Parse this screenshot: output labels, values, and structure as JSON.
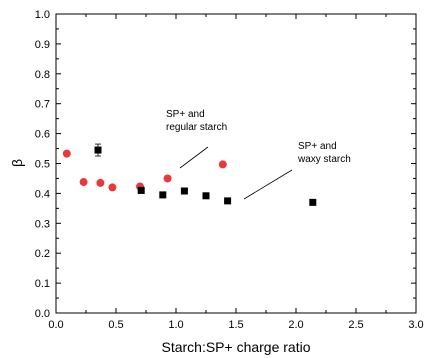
{
  "chart_data": {
    "type": "scatter",
    "xlabel": "Starch:SP+ charge ratio",
    "ylabel": "β",
    "xlim": [
      0.0,
      3.0
    ],
    "ylim": [
      0.0,
      1.0
    ],
    "xticks": [
      "0.0",
      "0.5",
      "1.0",
      "1.5",
      "2.0",
      "2.5",
      "3.0"
    ],
    "yticks": [
      "0.0",
      "0.1",
      "0.2",
      "0.3",
      "0.4",
      "0.5",
      "0.6",
      "0.7",
      "0.8",
      "0.9",
      "1.0"
    ],
    "grid": false,
    "series": [
      {
        "marker": "circle",
        "color": "#e8383b",
        "points": [
          {
            "x": 0.09,
            "y": 0.533
          },
          {
            "x": 0.23,
            "y": 0.438
          },
          {
            "x": 0.37,
            "y": 0.435
          },
          {
            "x": 0.47,
            "y": 0.42
          },
          {
            "x": 0.7,
            "y": 0.423
          },
          {
            "x": 0.93,
            "y": 0.45
          },
          {
            "x": 1.39,
            "y": 0.497
          }
        ]
      },
      {
        "marker": "square",
        "color": "#000000",
        "points": [
          {
            "x": 0.35,
            "y": 0.545,
            "err": 0.02
          },
          {
            "x": 0.71,
            "y": 0.41
          },
          {
            "x": 0.89,
            "y": 0.395
          },
          {
            "x": 1.07,
            "y": 0.408
          },
          {
            "x": 1.25,
            "y": 0.392
          },
          {
            "x": 1.43,
            "y": 0.375
          },
          {
            "x": 2.14,
            "y": 0.37
          }
        ]
      }
    ],
    "annotations": [
      {
        "lines": [
          "SP+ and",
          "regular starch"
        ]
      },
      {
        "lines": [
          "SP+ and",
          "waxy starch"
        ]
      }
    ]
  }
}
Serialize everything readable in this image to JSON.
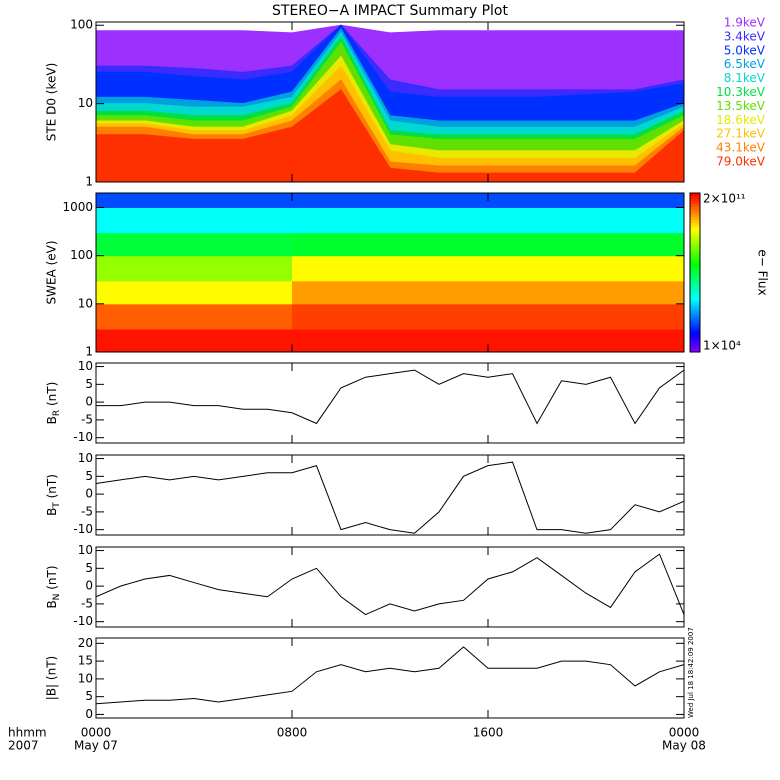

• TASK TO COMPLETE: Repeat the material exactly as it reads, without any of its pictures.

• FULL ANSWER:
Parse this screenshot: output labels, values, and structure as JSON.
{
  "chart_data": {
    "type": "scatter",
    "xlabel": "Starch:SP+ charge ratio",
    "ylabel": "β",
    "xlim": [
      0.0,
      3.0
    ],
    "ylim": [
      0.0,
      1.0
    ],
    "xticks": [
      "0.0",
      "0.5",
      "1.0",
      "1.5",
      "2.0",
      "2.5",
      "3.0"
    ],
    "yticks": [
      "0.0",
      "0.1",
      "0.2",
      "0.3",
      "0.4",
      "0.5",
      "0.6",
      "0.7",
      "0.8",
      "0.9",
      "1.0"
    ],
    "grid": false,
    "series": [
      {
        "marker": "circle",
        "color": "#e8383b",
        "points": [
          {
            "x": 0.09,
            "y": 0.533
          },
          {
            "x": 0.23,
            "y": 0.438
          },
          {
            "x": 0.37,
            "y": 0.435
          },
          {
            "x": 0.47,
            "y": 0.42
          },
          {
            "x": 0.7,
            "y": 0.423
          },
          {
            "x": 0.93,
            "y": 0.45
          },
          {
            "x": 1.39,
            "y": 0.497
          }
        ]
      },
      {
        "marker": "square",
        "color": "#000000",
        "points": [
          {
            "x": 0.35,
            "y": 0.545,
            "err": 0.02
          },
          {
            "x": 0.71,
            "y": 0.41
          },
          {
            "x": 0.89,
            "y": 0.395
          },
          {
            "x": 1.07,
            "y": 0.408
          },
          {
            "x": 1.25,
            "y": 0.392
          },
          {
            "x": 1.43,
            "y": 0.375
          },
          {
            "x": 2.14,
            "y": 0.37
          }
        ]
      }
    ],
    "annotations": [
      {
        "lines": [
          "SP+ and",
          "regular starch"
        ]
      },
      {
        "lines": [
          "SP+ and",
          "waxy starch"
        ]
      }
    ]
  }
}
Serialize everything readable in this image to JSON.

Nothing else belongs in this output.